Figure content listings

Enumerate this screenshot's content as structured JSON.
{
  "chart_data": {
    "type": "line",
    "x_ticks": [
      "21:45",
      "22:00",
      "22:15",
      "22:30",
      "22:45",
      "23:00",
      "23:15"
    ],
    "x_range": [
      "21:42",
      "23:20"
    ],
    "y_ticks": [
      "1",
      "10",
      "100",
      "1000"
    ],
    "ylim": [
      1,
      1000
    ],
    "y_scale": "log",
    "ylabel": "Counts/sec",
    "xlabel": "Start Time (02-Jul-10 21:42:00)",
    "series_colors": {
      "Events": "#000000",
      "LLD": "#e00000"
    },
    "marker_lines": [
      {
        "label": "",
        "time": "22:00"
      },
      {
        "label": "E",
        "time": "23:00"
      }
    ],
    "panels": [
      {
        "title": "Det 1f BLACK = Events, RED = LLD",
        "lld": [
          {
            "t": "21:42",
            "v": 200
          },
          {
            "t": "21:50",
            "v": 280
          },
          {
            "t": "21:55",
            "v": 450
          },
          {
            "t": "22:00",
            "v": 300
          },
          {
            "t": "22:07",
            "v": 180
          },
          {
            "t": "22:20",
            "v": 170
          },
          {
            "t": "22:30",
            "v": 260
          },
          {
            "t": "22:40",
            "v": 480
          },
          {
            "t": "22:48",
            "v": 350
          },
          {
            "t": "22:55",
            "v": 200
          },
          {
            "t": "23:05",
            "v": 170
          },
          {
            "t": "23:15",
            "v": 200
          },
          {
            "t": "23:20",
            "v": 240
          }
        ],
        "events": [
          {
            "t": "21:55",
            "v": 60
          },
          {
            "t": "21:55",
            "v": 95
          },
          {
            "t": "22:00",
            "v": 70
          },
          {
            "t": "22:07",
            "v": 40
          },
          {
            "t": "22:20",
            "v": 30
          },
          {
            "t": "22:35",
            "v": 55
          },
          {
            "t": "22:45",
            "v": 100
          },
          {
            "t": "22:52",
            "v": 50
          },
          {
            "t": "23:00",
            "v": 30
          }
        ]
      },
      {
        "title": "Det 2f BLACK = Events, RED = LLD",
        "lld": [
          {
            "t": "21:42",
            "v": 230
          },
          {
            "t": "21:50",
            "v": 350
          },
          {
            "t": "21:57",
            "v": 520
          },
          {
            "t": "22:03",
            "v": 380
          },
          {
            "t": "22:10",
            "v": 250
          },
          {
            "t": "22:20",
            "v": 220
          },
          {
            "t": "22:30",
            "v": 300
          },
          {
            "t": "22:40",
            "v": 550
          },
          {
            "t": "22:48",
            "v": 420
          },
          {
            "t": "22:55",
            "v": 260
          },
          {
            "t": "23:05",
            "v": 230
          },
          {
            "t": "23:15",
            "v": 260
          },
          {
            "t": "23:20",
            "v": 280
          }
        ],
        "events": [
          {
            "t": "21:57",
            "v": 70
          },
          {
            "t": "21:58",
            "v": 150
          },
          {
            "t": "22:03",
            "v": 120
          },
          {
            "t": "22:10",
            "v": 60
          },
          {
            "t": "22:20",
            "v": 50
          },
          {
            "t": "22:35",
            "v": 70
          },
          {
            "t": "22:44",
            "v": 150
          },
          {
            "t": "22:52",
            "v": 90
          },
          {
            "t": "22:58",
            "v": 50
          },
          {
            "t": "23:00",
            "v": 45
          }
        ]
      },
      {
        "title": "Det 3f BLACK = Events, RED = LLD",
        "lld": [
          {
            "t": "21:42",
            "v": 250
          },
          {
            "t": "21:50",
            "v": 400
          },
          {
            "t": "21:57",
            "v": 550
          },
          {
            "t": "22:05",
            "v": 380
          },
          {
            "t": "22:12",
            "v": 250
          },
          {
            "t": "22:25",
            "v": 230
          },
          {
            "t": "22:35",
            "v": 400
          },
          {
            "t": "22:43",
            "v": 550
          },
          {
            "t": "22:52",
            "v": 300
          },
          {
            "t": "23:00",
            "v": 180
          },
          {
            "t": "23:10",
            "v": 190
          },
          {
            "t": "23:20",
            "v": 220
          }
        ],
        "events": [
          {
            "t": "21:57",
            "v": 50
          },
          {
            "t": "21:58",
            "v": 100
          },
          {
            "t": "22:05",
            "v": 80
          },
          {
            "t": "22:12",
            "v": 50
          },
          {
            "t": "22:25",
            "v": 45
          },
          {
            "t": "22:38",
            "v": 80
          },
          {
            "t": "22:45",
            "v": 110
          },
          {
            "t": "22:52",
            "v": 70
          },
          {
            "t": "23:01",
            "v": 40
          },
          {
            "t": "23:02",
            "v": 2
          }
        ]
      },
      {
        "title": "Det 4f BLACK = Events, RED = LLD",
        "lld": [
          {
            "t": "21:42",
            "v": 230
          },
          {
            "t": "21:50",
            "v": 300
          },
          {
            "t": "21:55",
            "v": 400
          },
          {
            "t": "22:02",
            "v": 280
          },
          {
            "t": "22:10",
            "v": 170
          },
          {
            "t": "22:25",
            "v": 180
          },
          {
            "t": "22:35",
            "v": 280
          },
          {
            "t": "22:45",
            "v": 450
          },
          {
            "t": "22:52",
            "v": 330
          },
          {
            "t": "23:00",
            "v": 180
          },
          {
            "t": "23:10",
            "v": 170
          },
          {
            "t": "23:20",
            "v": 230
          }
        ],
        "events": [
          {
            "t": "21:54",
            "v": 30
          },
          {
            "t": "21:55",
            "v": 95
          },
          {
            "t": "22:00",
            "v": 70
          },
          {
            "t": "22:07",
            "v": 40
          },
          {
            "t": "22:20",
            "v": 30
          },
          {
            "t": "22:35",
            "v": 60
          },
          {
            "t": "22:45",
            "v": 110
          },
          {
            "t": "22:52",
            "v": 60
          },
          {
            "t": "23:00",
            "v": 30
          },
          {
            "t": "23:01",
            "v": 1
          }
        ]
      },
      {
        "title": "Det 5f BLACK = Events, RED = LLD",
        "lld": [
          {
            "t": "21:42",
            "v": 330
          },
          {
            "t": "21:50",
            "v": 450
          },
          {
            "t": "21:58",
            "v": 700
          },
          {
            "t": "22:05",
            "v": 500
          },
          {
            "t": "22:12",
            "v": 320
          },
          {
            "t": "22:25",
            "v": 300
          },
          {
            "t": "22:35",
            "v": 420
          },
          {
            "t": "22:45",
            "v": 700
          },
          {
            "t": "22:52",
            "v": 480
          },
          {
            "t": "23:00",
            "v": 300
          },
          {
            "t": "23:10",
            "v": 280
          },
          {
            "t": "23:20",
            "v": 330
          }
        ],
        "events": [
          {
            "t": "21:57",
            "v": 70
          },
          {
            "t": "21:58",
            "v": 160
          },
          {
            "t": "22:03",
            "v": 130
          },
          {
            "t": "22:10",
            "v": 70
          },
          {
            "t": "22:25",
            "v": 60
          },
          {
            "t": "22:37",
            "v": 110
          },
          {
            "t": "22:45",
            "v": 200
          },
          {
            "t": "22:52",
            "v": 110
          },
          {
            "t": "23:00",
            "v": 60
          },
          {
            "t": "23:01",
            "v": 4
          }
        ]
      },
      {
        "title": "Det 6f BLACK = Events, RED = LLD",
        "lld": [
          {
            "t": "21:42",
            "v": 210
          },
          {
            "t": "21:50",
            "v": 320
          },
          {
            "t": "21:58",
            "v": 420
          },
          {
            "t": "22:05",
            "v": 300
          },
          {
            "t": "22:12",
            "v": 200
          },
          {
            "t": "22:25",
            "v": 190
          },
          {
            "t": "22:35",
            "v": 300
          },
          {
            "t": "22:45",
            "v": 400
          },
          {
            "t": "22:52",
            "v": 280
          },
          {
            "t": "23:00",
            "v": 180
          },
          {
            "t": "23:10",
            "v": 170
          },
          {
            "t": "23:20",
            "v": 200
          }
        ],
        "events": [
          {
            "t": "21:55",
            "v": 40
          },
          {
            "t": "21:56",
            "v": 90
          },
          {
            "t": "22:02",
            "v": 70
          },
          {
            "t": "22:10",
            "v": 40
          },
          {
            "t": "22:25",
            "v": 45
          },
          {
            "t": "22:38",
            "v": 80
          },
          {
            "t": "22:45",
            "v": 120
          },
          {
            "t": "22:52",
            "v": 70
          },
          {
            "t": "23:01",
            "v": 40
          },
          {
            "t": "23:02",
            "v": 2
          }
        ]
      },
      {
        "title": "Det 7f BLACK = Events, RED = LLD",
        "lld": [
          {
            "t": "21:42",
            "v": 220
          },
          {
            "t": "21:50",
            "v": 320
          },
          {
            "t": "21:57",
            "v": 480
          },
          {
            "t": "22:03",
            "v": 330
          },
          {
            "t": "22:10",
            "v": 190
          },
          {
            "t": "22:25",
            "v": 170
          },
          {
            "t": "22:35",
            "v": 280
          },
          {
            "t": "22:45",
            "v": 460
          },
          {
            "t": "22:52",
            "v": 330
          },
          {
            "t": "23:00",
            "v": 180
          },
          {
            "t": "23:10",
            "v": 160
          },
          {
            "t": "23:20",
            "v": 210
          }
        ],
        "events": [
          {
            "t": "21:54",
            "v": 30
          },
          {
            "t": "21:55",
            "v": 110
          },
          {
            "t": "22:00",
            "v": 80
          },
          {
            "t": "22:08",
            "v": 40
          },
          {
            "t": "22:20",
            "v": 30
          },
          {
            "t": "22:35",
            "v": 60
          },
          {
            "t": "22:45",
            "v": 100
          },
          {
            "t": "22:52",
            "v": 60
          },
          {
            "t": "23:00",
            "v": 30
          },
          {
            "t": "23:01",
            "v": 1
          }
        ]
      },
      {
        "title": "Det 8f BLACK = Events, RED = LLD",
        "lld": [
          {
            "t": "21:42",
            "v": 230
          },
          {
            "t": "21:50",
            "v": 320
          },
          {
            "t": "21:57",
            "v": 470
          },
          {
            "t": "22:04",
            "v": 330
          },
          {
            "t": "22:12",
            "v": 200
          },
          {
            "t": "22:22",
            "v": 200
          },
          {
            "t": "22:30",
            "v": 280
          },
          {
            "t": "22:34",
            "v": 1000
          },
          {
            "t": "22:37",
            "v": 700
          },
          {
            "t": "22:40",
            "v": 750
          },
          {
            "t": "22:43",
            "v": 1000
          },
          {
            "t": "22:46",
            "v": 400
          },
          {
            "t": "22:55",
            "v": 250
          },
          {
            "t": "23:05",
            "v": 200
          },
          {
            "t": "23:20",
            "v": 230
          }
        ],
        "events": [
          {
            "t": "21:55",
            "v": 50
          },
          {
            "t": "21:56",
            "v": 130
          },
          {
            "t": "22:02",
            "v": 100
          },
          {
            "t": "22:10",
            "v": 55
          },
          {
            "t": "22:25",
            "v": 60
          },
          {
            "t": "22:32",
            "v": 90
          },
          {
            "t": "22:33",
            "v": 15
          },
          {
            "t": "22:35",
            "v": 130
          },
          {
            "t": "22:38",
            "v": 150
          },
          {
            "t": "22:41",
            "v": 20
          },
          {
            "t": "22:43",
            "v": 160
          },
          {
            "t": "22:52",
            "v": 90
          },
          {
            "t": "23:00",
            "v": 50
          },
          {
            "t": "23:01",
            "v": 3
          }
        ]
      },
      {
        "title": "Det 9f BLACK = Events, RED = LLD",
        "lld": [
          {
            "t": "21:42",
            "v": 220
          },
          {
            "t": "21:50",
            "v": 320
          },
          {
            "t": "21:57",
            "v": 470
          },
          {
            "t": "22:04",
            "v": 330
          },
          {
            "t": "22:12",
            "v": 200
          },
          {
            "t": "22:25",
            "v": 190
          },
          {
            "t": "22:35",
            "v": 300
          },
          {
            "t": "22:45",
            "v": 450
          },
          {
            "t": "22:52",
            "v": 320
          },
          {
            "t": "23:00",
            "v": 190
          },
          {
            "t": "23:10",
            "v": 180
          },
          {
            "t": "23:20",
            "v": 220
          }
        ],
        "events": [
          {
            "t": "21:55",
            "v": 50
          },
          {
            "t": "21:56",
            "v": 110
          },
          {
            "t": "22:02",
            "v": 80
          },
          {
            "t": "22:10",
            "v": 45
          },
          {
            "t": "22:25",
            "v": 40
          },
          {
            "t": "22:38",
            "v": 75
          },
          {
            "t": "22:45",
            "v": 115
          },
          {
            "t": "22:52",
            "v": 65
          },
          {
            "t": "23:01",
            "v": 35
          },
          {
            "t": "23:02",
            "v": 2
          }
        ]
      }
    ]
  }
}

**The problem**
Copy each line of the listing that holds the word "title".

**Solution for this task**
        "title": "Det 1f BLACK = Events, RED = LLD",
        "title": "Det 2f BLACK = Events, RED = LLD",
        "title": "Det 3f BLACK = Events, RED = LLD",
        "title": "Det 4f BLACK = Events, RED = LLD",
        "title": "Det 5f BLACK = Events, RED = LLD",
        "title": "Det 6f BLACK = Events, RED = LLD",
        "title": "Det 7f BLACK = Events, RED = LLD",
        "title": "Det 8f BLACK = Events, RED = LLD",
        "title": "Det 9f BLACK = Events, RED = LLD",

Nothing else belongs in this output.